START

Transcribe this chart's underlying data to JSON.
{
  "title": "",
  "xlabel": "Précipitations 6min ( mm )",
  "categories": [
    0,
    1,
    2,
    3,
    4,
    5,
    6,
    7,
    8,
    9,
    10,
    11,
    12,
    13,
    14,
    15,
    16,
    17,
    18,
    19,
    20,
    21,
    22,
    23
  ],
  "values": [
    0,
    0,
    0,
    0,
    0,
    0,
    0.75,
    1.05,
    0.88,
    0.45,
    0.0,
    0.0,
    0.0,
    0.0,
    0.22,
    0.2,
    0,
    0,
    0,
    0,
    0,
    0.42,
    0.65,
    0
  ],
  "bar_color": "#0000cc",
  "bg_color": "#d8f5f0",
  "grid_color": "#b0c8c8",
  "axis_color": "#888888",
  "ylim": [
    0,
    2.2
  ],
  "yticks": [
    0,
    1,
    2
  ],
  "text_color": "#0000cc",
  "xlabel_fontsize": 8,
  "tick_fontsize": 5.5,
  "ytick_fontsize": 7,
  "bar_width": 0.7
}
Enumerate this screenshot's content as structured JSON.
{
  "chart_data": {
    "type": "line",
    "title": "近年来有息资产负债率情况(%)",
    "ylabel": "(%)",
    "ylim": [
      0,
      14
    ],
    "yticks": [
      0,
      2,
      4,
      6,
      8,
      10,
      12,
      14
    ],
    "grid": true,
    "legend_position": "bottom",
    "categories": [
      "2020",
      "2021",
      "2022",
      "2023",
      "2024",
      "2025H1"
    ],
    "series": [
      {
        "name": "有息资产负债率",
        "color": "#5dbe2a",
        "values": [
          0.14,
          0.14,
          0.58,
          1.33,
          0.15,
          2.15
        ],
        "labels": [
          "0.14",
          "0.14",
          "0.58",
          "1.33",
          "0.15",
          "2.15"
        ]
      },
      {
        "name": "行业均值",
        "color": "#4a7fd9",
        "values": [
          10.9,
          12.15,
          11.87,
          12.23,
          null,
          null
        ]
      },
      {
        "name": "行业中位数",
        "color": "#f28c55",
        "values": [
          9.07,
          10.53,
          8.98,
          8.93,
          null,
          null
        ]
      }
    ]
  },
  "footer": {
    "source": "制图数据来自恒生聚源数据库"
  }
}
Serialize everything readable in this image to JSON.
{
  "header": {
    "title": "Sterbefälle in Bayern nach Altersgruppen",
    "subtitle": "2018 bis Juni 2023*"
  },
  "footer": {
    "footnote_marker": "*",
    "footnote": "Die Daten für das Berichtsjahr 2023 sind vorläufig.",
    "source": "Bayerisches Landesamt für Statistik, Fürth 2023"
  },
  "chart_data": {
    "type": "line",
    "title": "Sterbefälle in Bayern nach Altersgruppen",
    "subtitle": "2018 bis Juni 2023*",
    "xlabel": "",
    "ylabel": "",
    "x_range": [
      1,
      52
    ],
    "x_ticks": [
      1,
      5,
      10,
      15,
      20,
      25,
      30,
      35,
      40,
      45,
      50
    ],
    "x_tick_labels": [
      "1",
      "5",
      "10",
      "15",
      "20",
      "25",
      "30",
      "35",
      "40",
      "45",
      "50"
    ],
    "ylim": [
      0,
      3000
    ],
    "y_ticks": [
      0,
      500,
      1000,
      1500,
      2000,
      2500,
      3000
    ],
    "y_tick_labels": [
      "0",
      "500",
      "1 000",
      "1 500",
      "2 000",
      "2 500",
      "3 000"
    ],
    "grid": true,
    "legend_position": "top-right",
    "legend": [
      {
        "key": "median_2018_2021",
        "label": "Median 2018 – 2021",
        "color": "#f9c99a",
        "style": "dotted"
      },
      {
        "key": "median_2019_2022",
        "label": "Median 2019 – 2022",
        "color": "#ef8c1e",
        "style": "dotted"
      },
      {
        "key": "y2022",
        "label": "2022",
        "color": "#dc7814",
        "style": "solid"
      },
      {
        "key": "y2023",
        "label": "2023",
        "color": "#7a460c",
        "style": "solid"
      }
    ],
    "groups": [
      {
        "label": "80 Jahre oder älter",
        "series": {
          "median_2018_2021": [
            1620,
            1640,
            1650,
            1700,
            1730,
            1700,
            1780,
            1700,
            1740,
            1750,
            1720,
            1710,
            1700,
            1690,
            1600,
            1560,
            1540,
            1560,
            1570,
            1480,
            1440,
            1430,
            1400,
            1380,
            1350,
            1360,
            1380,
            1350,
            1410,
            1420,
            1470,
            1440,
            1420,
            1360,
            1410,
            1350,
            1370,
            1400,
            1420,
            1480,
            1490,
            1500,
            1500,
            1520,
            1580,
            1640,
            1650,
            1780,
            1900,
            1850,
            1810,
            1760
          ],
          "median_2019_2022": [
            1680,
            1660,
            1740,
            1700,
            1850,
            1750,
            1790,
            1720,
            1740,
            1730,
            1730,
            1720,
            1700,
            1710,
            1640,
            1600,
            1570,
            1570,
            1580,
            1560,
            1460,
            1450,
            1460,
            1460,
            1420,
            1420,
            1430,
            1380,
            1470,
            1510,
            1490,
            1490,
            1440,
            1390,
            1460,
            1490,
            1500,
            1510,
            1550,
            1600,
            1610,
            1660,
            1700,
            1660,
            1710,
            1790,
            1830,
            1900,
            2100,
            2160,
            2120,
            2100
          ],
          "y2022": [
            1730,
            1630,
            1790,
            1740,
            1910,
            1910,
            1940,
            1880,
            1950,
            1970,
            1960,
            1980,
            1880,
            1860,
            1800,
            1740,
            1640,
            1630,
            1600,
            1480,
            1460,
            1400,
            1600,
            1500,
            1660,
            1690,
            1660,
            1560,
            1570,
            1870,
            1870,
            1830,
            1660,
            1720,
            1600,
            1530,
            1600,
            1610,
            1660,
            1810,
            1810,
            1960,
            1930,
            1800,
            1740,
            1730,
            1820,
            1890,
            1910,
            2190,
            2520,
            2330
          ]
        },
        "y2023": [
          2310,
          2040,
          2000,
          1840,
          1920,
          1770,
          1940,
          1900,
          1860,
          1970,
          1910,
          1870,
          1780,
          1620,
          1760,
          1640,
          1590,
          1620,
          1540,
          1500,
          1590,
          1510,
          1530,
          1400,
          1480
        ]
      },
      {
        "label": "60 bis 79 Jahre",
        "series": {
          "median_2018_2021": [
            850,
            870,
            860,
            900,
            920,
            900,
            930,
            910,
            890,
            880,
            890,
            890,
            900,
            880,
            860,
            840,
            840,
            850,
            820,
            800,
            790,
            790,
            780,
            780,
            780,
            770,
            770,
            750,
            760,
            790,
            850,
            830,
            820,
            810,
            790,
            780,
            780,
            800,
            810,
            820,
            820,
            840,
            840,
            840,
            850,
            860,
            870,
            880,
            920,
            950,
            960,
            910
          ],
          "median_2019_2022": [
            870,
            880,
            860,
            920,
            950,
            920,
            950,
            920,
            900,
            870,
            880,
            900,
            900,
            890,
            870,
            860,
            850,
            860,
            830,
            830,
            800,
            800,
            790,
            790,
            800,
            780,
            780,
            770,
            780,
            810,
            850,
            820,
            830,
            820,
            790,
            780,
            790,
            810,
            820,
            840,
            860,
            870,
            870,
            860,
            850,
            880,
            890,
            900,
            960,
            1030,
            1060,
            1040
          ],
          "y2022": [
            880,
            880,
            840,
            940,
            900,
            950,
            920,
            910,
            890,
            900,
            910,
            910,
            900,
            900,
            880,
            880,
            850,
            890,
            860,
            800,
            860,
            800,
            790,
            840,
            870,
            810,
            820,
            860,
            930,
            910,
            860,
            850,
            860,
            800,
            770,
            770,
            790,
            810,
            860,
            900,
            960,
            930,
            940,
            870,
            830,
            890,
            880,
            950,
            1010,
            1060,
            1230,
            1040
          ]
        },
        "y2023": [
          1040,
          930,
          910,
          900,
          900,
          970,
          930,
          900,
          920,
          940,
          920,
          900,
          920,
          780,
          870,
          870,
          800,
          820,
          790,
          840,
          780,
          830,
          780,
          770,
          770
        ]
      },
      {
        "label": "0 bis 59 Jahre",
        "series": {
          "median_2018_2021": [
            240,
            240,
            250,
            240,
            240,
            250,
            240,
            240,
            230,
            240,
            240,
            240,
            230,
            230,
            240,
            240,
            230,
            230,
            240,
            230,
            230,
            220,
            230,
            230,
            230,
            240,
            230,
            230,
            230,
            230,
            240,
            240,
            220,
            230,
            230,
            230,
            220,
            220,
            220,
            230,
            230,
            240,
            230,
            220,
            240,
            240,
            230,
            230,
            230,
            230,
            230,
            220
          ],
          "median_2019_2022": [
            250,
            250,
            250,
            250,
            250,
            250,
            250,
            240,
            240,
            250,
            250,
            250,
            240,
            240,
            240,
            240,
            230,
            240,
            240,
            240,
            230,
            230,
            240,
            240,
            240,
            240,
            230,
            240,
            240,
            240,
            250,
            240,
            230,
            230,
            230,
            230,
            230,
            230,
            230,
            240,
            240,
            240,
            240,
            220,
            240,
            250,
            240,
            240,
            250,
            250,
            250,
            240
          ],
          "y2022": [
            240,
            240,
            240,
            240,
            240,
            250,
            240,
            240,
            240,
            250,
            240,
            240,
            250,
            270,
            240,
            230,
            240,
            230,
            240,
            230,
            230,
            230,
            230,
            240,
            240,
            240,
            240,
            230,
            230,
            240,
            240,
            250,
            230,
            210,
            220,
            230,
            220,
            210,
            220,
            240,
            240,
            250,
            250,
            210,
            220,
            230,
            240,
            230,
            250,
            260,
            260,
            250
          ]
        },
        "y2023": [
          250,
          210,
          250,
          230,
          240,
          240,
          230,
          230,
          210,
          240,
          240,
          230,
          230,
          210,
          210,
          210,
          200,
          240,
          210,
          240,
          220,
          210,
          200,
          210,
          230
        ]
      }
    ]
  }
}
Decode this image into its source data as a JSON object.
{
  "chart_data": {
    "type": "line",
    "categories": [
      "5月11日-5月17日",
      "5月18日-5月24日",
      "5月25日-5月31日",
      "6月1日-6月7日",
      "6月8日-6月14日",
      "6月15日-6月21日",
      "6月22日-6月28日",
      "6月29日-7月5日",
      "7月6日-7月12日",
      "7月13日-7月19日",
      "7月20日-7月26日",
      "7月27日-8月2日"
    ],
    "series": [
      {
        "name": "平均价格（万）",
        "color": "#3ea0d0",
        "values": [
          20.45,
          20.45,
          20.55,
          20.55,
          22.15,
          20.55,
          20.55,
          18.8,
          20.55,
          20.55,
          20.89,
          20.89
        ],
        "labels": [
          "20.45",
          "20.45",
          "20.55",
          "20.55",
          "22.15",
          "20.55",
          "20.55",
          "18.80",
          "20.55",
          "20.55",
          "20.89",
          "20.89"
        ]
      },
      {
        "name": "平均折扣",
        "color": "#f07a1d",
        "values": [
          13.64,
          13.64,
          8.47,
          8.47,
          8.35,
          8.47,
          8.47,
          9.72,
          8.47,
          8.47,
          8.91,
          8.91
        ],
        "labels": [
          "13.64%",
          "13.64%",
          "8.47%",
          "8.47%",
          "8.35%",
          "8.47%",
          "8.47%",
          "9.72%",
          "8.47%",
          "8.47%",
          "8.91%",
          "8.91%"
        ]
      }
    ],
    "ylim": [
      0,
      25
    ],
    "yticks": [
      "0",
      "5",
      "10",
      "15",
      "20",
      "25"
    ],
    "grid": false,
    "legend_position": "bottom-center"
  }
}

END

→ YOUR TASK: Filter for "image". Return all lines that hold it.

→ THE REPLY:
Serialize everything readable in this image to JSON.
Decode this image into its source data as a JSON object.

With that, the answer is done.